OBJECTIVE:
Extract, from the records beneath this instruction, each line that contains the word "JSON".

DATASET CONTENT:
* * *

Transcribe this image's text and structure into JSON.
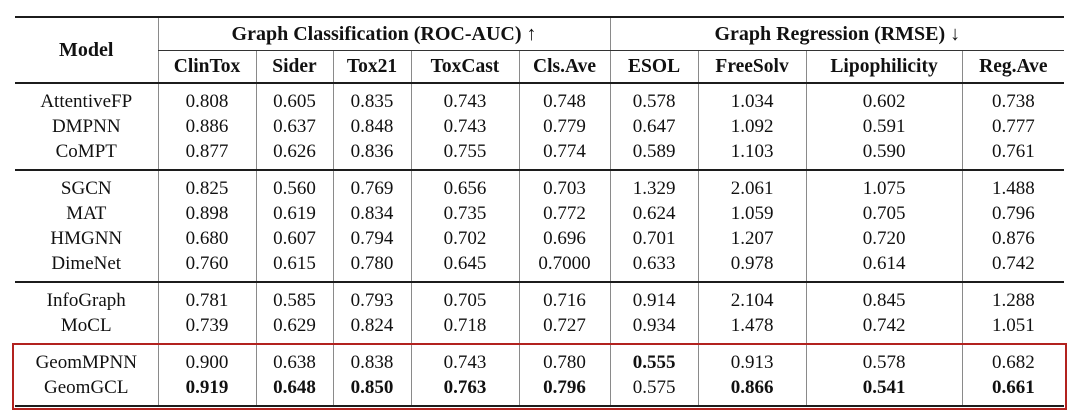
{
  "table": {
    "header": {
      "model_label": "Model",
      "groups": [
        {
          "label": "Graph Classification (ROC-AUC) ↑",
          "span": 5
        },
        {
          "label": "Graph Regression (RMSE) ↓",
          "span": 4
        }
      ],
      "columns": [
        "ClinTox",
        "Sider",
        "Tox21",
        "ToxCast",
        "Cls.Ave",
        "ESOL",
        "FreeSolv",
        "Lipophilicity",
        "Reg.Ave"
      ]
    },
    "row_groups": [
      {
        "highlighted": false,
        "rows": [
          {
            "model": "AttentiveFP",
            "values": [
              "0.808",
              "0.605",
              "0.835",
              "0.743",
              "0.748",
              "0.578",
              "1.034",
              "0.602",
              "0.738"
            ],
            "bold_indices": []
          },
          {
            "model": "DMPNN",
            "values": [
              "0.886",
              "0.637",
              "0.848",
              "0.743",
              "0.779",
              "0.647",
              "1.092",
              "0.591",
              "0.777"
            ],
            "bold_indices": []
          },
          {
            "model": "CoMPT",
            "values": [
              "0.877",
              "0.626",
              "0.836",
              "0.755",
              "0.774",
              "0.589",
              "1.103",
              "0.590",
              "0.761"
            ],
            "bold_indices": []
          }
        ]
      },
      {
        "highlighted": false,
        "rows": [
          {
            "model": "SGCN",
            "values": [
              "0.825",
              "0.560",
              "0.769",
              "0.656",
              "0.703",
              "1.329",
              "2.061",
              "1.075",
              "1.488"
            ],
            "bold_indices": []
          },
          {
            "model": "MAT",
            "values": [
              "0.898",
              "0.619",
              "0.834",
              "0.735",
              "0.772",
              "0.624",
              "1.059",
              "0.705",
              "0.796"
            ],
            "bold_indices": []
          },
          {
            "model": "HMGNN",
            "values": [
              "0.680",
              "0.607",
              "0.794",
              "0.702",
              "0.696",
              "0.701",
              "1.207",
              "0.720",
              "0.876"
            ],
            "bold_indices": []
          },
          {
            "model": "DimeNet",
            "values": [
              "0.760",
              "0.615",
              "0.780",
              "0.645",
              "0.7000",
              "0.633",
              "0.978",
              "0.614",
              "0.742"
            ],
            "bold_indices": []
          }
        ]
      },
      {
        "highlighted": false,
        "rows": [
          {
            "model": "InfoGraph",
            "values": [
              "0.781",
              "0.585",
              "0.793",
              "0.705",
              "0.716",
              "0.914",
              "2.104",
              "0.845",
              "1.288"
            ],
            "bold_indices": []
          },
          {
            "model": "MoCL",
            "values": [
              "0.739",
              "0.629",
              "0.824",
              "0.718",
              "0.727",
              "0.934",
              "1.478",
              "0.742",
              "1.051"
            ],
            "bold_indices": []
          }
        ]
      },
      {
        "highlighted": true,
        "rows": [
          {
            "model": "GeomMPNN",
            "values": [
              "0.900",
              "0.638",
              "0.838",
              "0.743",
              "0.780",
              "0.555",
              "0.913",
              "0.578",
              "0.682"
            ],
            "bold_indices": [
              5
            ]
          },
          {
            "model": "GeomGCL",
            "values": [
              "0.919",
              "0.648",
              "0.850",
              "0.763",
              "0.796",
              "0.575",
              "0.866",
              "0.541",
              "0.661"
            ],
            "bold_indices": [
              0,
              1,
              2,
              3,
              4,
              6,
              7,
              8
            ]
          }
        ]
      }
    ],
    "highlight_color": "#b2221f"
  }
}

* * *

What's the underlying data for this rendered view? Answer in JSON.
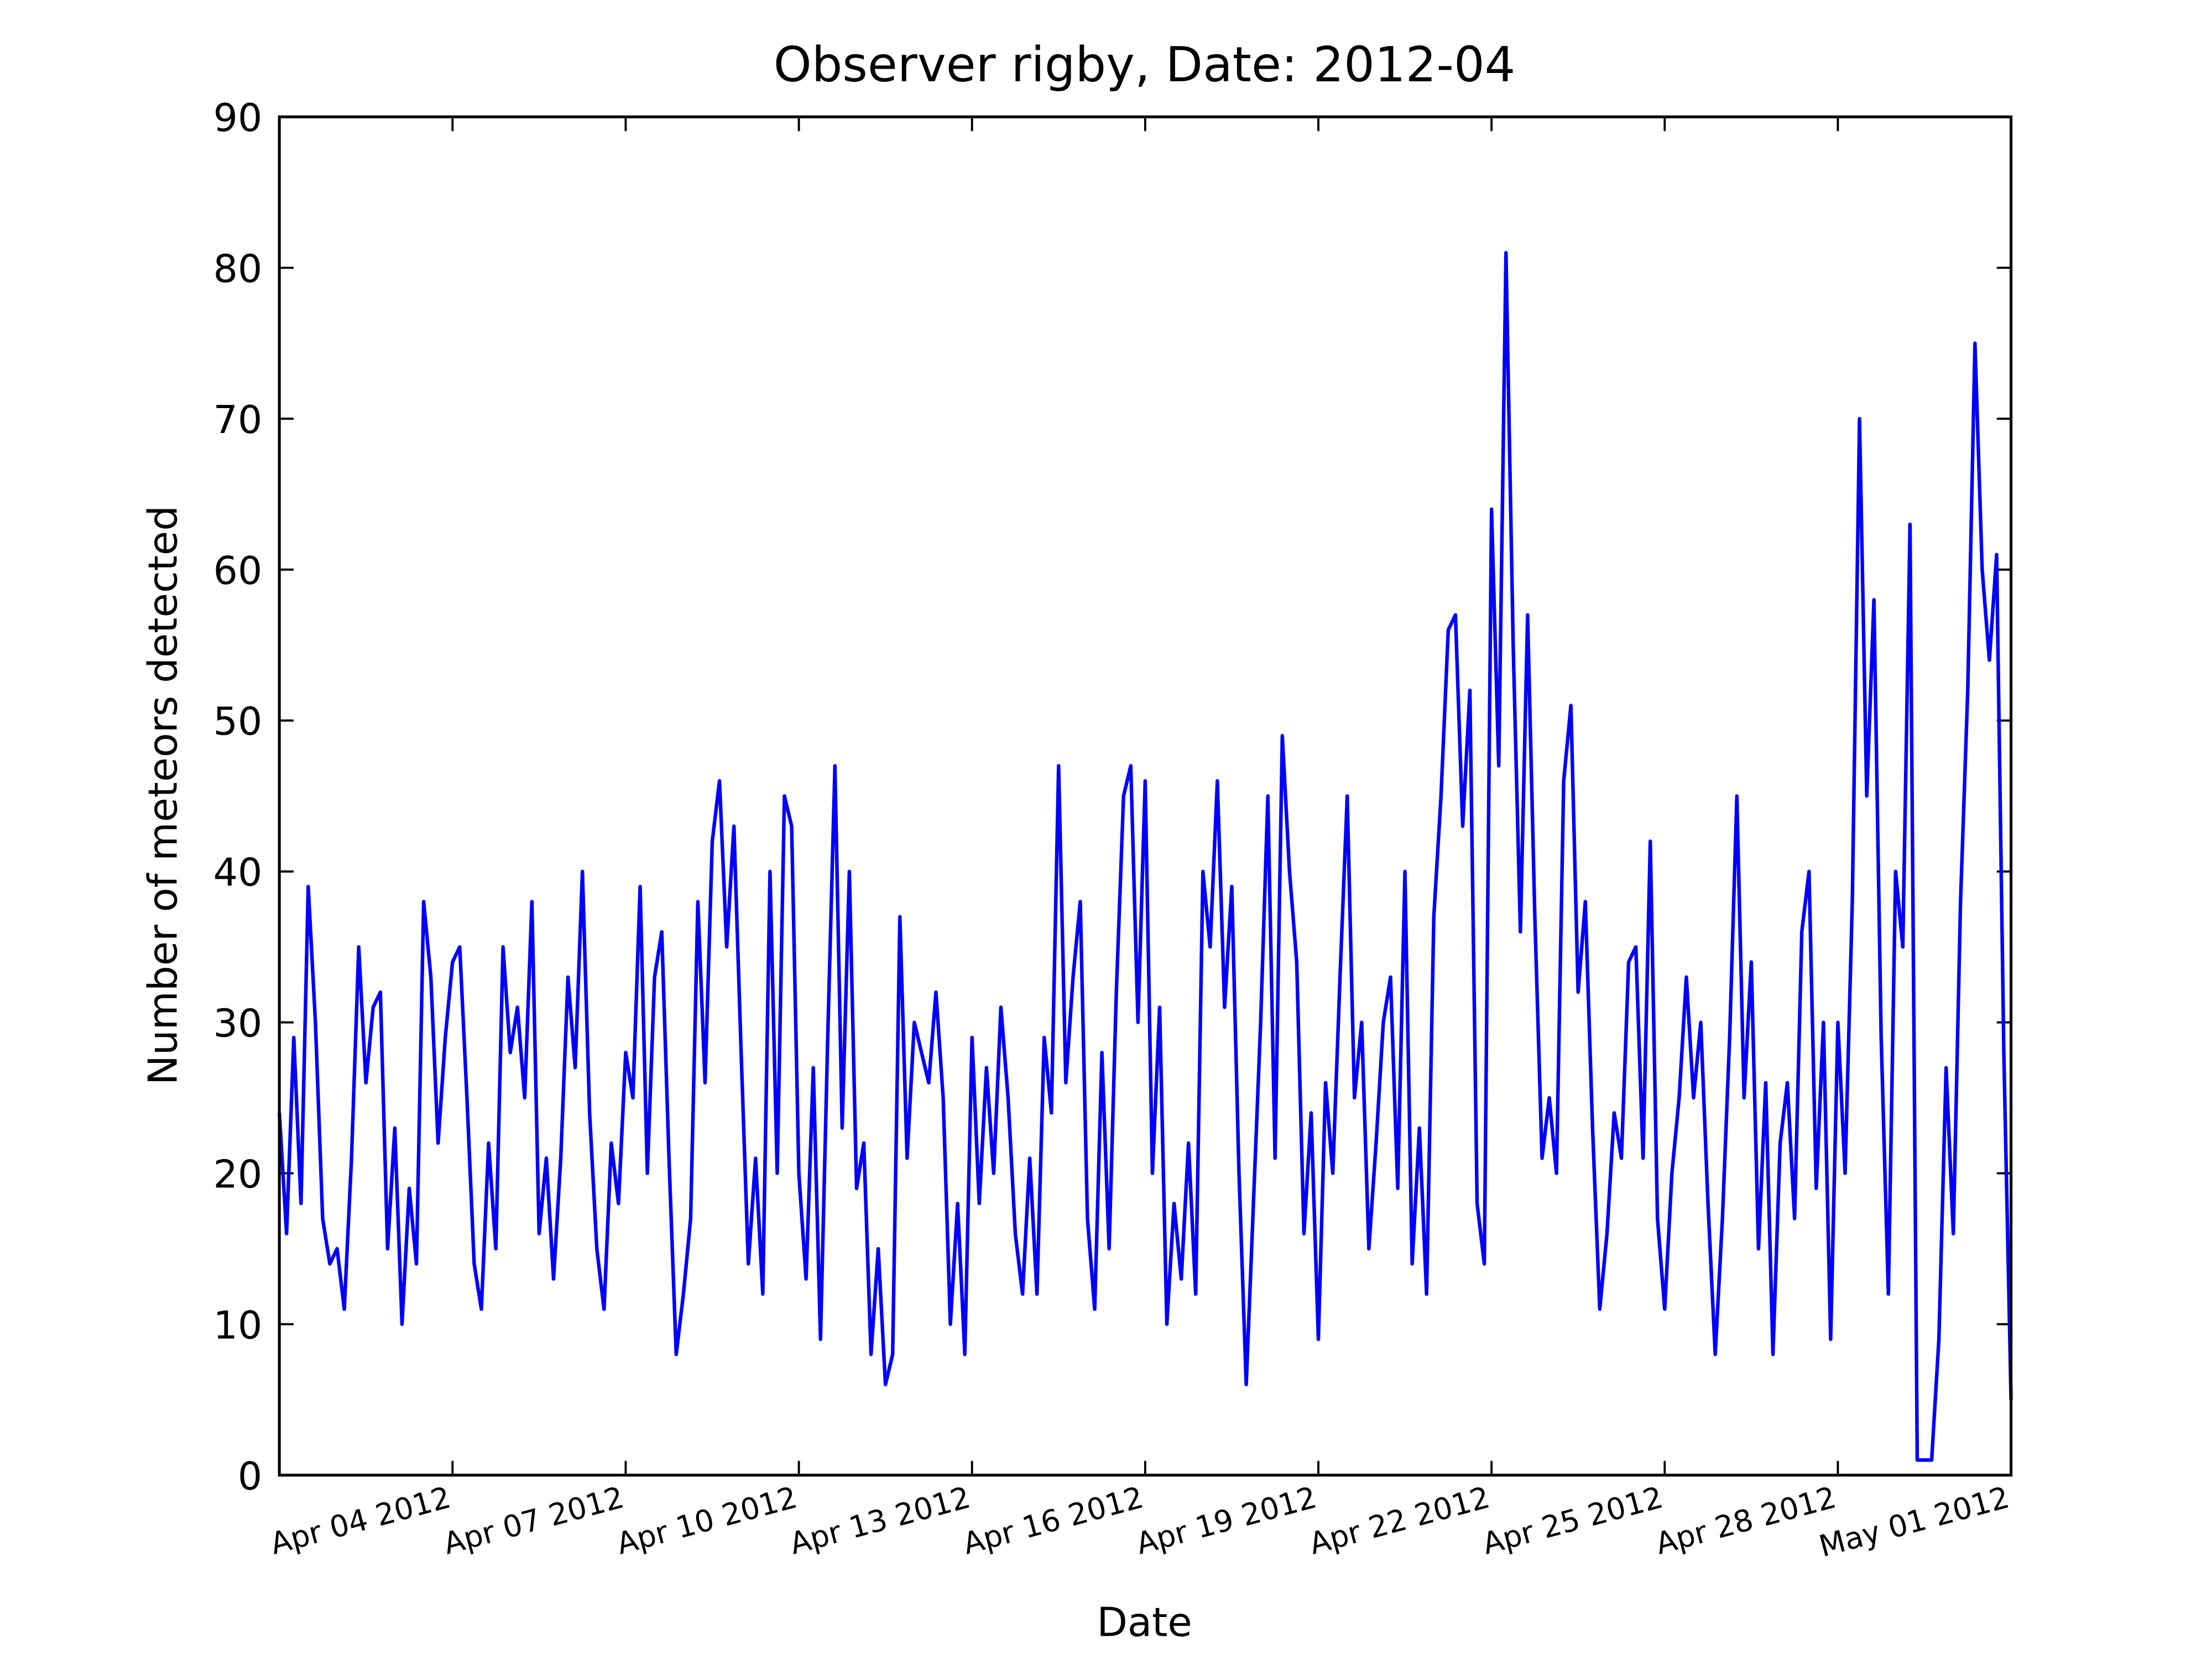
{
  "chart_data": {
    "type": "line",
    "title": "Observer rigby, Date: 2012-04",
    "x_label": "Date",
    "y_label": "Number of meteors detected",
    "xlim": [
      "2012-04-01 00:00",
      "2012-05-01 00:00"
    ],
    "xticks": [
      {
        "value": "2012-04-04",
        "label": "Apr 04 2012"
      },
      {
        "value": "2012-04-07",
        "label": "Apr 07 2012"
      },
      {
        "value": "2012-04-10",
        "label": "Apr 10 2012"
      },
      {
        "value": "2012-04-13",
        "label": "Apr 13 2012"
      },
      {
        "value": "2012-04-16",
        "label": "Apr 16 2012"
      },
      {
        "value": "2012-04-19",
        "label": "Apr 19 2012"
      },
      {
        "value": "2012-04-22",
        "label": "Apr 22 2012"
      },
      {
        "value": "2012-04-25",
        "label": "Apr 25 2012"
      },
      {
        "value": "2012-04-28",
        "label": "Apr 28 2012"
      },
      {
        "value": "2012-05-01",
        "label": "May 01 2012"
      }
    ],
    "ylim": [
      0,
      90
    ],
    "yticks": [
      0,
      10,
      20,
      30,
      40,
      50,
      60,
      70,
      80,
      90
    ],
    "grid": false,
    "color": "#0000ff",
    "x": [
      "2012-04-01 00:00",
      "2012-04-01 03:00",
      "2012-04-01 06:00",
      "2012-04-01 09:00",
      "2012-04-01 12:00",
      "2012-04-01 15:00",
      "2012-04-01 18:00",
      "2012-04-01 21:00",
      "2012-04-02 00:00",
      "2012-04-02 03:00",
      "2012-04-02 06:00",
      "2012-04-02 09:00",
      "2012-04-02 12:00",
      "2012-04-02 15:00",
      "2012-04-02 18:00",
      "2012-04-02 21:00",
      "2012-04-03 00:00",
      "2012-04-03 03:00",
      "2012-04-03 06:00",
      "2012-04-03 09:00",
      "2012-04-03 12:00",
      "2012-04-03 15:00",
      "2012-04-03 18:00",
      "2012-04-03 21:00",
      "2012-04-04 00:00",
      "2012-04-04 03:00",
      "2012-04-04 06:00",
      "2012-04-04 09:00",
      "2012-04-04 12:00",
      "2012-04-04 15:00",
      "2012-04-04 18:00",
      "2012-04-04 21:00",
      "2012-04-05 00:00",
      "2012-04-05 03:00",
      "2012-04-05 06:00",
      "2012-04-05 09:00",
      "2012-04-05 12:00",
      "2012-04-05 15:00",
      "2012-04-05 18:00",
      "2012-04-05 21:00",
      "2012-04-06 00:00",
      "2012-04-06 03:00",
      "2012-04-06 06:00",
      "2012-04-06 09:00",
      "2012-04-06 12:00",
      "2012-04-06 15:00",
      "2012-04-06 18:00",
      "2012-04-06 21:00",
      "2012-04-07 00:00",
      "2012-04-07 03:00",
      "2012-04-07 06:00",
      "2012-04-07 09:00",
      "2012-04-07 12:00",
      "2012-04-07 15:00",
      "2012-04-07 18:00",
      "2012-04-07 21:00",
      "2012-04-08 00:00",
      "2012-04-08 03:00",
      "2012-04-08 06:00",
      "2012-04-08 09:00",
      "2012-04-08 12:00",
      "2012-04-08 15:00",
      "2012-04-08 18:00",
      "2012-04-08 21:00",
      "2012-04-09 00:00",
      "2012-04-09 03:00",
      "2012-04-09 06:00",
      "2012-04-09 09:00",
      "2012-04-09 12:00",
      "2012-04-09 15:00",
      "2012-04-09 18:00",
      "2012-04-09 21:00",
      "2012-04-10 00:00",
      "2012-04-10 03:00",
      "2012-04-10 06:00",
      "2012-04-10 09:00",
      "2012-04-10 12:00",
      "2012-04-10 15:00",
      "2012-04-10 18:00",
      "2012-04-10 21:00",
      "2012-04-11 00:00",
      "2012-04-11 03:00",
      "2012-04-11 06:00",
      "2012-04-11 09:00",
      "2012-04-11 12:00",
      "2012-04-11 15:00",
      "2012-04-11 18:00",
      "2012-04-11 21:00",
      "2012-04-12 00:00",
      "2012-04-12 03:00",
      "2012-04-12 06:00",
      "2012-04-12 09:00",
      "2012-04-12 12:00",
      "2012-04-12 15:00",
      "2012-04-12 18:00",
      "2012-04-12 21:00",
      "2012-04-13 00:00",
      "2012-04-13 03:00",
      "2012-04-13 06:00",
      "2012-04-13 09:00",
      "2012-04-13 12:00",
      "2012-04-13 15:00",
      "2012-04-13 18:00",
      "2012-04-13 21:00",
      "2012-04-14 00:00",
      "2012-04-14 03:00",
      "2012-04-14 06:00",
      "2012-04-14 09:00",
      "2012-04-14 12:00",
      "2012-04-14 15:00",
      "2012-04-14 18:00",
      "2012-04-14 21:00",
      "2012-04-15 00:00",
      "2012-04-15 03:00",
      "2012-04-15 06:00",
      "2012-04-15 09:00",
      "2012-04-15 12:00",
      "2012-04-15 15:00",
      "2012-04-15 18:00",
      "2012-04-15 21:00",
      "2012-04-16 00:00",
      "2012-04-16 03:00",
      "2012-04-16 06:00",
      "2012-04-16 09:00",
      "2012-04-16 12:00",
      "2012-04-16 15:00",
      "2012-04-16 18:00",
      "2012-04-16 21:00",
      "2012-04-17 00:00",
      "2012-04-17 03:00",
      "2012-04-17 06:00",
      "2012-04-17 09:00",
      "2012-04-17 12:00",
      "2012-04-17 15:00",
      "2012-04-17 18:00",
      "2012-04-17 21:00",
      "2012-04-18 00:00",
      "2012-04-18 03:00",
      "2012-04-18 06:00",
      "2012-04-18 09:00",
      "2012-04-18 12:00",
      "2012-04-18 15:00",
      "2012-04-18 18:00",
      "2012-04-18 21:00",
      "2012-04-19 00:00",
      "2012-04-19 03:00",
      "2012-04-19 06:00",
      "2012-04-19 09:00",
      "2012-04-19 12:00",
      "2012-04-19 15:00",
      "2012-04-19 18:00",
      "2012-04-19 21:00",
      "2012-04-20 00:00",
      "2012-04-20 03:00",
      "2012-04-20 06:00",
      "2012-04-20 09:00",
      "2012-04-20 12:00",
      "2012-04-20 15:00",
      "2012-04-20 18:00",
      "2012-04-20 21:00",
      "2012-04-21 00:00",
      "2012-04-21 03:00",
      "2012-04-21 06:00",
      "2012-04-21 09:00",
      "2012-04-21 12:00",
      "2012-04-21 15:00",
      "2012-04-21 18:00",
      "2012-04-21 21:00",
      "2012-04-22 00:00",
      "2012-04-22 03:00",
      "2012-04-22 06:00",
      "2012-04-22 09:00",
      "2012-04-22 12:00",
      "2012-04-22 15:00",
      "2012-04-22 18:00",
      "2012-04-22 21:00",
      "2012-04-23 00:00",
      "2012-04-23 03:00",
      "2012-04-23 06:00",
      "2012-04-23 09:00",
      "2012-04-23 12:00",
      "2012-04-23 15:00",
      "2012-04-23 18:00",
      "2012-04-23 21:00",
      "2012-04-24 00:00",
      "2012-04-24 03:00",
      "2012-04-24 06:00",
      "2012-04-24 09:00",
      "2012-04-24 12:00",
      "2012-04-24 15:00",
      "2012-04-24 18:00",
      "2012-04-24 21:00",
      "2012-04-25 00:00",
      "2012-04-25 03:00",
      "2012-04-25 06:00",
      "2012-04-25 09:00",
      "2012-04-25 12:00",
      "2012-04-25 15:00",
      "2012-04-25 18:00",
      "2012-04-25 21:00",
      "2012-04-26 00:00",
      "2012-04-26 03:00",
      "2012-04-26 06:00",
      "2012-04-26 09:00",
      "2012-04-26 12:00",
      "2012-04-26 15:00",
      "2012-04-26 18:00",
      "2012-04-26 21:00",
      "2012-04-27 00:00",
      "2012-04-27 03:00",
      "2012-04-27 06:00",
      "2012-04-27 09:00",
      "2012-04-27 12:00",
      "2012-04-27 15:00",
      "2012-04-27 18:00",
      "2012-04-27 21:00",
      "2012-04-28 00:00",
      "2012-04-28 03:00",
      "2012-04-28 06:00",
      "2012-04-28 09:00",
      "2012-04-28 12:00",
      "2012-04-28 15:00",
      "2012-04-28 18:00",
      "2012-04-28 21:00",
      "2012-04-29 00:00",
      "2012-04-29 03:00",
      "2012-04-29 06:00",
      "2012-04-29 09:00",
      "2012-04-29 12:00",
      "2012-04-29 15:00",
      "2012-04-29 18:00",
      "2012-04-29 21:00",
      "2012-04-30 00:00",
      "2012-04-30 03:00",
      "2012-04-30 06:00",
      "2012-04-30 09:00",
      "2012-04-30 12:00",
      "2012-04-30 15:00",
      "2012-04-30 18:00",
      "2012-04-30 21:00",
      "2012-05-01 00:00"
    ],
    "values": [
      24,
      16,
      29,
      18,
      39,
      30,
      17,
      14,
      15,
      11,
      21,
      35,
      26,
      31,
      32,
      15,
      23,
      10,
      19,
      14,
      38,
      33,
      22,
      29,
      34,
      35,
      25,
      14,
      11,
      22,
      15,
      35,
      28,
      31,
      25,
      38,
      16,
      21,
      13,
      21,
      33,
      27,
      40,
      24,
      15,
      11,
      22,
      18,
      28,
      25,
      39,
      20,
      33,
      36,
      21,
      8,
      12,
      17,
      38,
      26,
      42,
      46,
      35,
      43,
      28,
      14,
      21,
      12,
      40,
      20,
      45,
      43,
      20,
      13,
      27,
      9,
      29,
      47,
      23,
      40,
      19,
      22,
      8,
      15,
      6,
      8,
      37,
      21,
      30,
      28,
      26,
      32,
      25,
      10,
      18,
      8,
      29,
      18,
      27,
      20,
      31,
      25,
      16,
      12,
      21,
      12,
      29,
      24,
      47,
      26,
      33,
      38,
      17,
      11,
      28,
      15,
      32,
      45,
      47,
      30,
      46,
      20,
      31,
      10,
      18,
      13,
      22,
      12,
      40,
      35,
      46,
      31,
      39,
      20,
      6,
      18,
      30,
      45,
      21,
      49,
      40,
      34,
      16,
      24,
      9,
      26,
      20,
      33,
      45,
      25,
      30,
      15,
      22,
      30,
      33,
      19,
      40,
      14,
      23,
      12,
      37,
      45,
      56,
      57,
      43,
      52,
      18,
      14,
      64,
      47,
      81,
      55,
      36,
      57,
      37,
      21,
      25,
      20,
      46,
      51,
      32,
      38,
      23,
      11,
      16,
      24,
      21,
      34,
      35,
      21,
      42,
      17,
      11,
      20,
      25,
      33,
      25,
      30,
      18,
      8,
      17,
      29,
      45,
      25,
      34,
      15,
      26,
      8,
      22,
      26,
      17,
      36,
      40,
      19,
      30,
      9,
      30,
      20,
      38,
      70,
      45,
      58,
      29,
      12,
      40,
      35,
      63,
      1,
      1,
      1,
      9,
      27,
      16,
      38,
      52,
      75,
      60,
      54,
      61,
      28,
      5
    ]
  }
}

* * *

EXERCISE SOLUTION:
Transcribe this image's text and structure into JSON.
What's the underlying data for this rendered view? Answer in JSON.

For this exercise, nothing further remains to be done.